**Records shown:**
——————

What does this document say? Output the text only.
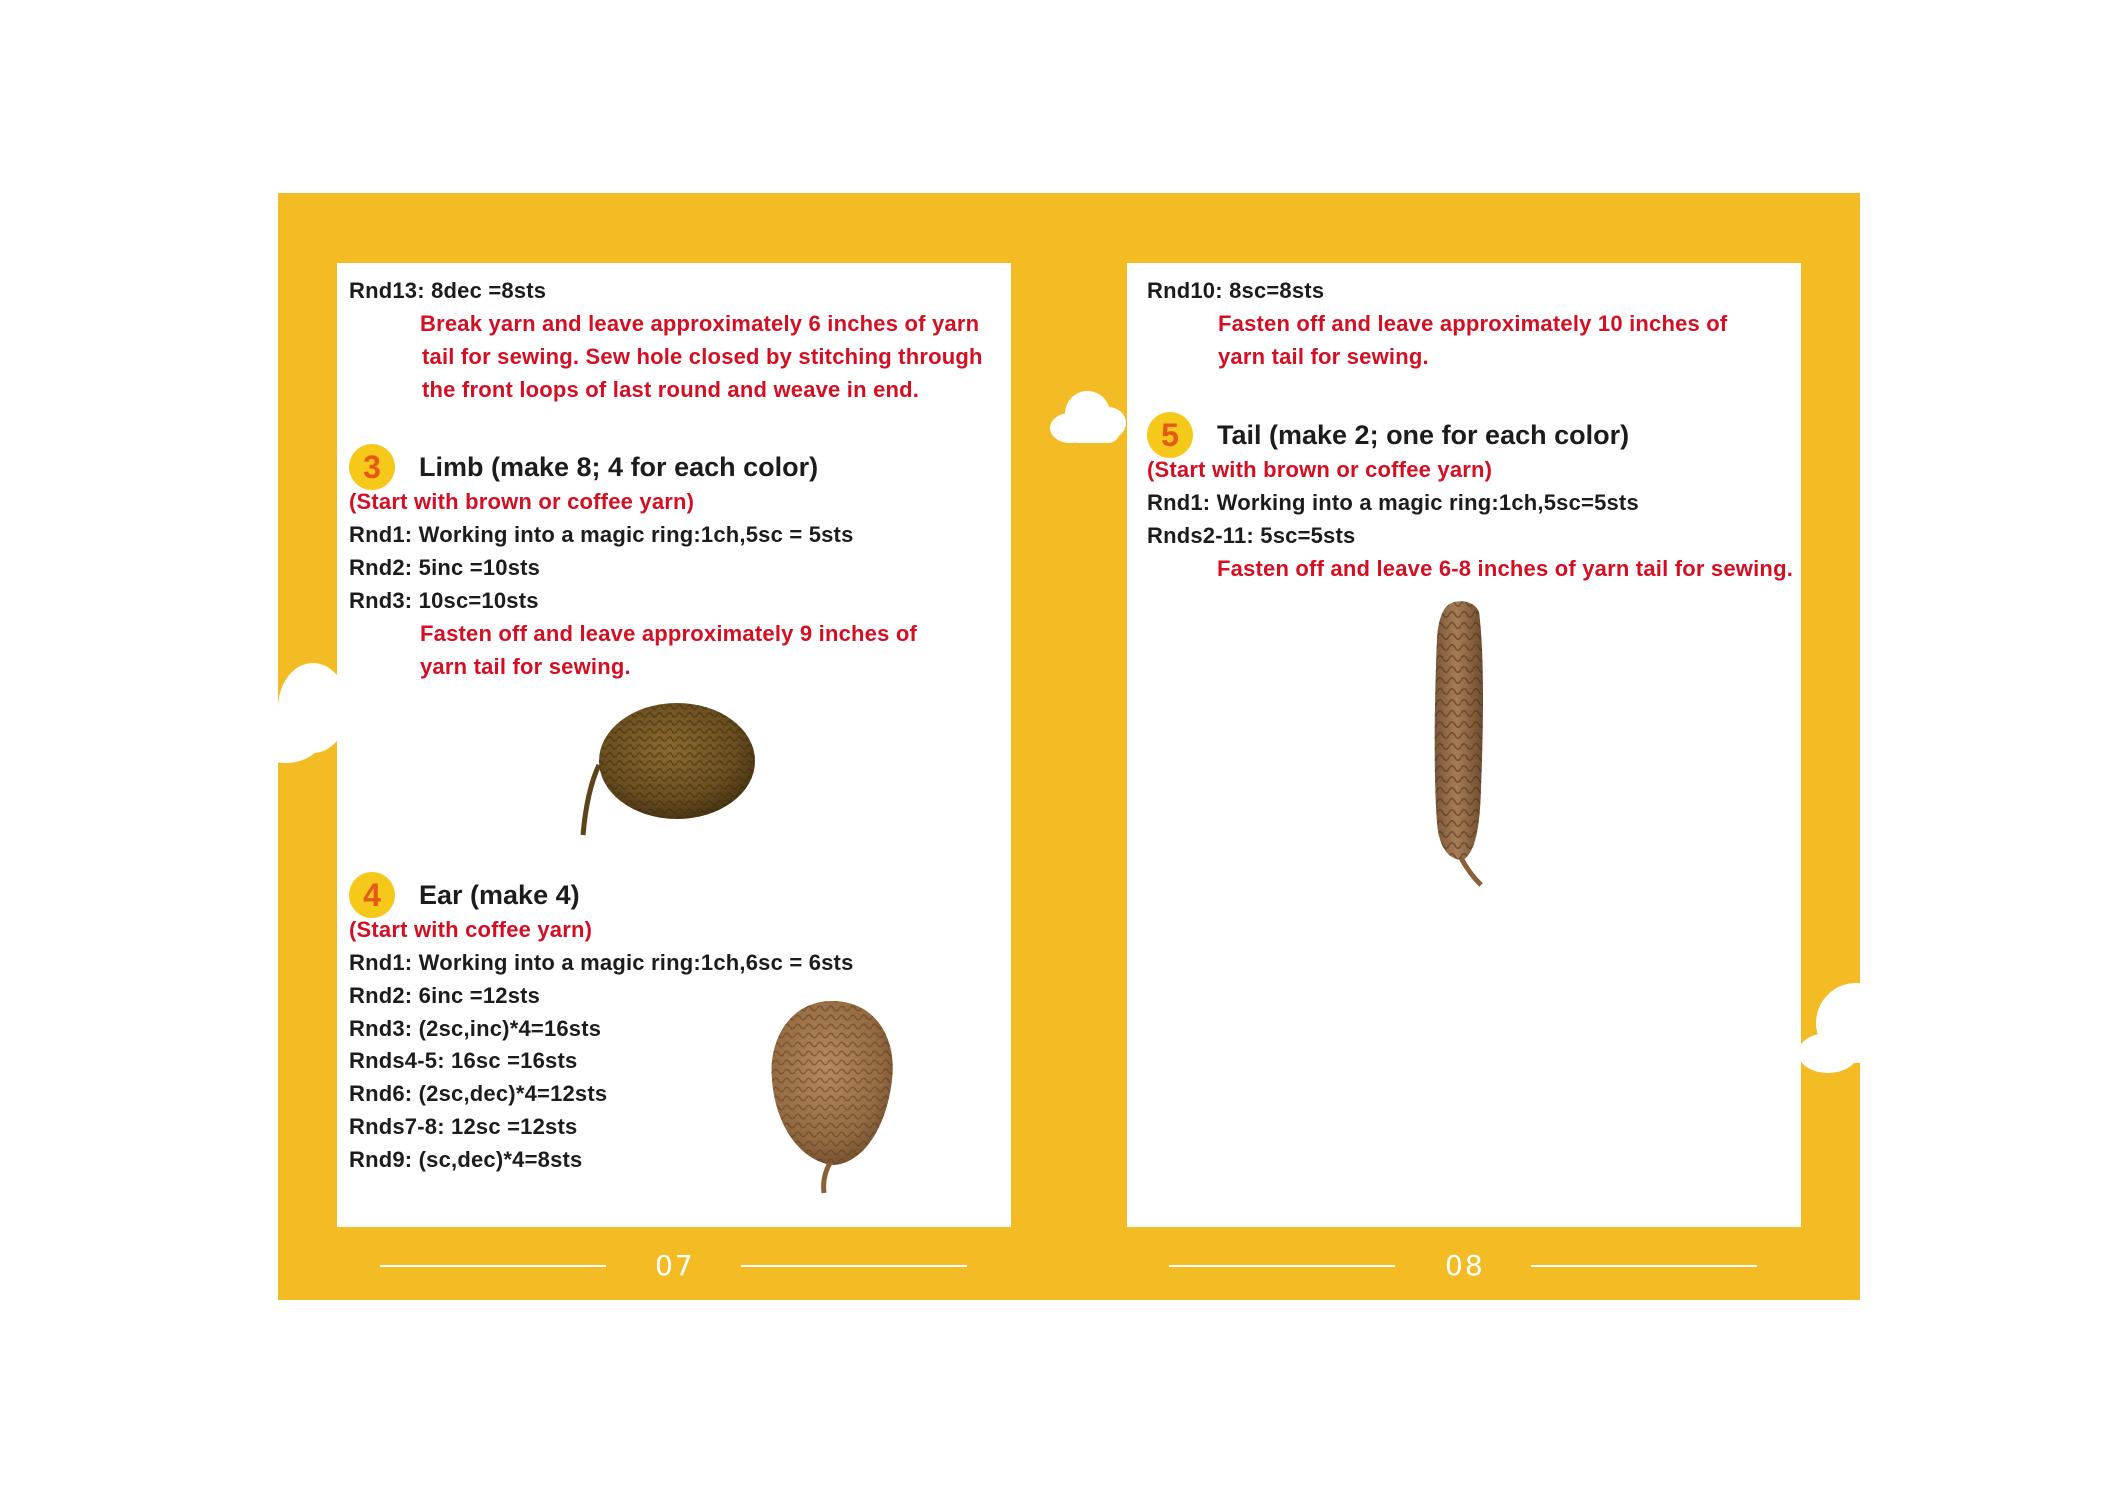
Rnd13: 8dec =8sts
Break yarn and leave approximately 6 inches of yarn
tail for sewing. Sew hole closed by stitching through
the front loops of last round and weave in end.
3	Limb (make 8; 4 for each color)
(Start with brown or coffee yarn)
Rnd1: Working into a magic ring:1ch,5sc = 5sts
Rnd2: 5inc =10sts
Rnd3: 10sc=10sts
Fasten off and leave approximately 9 inches of
yarn tail for sewing.
4	Ear (make 4)
(Start with coffee yarn)
Rnd1: Working into a magic ring:1ch,6sc = 6sts
Rnd2: 6inc =12sts
Rnd3: (2sc,inc)*4=16sts
Rnds4-5: 16sc =16sts
Rnd6: (2sc,dec)*4=12sts
Rnds7-8: 12sc =12sts
Rnd9: (sc,dec)*4=8sts
Rnd10: 8sc=8sts
Fasten off and leave approximately 10 inches of
yarn tail for sewing.
5	Tail (make 2; one for each color)
(Start with brown or coffee yarn)
Rnd1: Working into a magic ring:1ch,5sc=5sts
Rnds2-11: 5sc=5sts
Fasten off and leave 6-8 inches of yarn tail for sewing.
07	08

——————

**What to work on:** Every entry above should be duplicated exactly. Do not include the images.

**Correct answer:**
What does this document say? Output the text only.
Rnd13: 8dec =8sts
Break yarn and leave approximately 6 inches of yarn
tail for sewing. Sew hole closed by stitching through
the front loops of last round and weave in end.
3	Limb (make 8; 4 for each color)
(Start with brown or coffee yarn)
Rnd1: Working into a magic ring:1ch,5sc = 5sts
Rnd2: 5inc =10sts
Rnd3: 10sc=10sts
Fasten off and leave approximately 9 inches of
yarn tail for sewing.
4	Ear (make 4)
(Start with coffee yarn)
Rnd1: Working into a magic ring:1ch,6sc = 6sts
Rnd2: 6inc =12sts
Rnd3: (2sc,inc)*4=16sts
Rnds4-5: 16sc =16sts
Rnd6: (2sc,dec)*4=12sts
Rnds7-8: 12sc =12sts
Rnd9: (sc,dec)*4=8sts
Rnd10: 8sc=8sts
Fasten off and leave approximately 10 inches of
yarn tail for sewing.
5	Tail (make 2; one for each color)
(Start with brown or coffee yarn)
Rnd1: Working into a magic ring:1ch,5sc=5sts
Rnds2-11: 5sc=5sts
Fasten off and leave 6-8 inches of yarn tail for sewing.
07	08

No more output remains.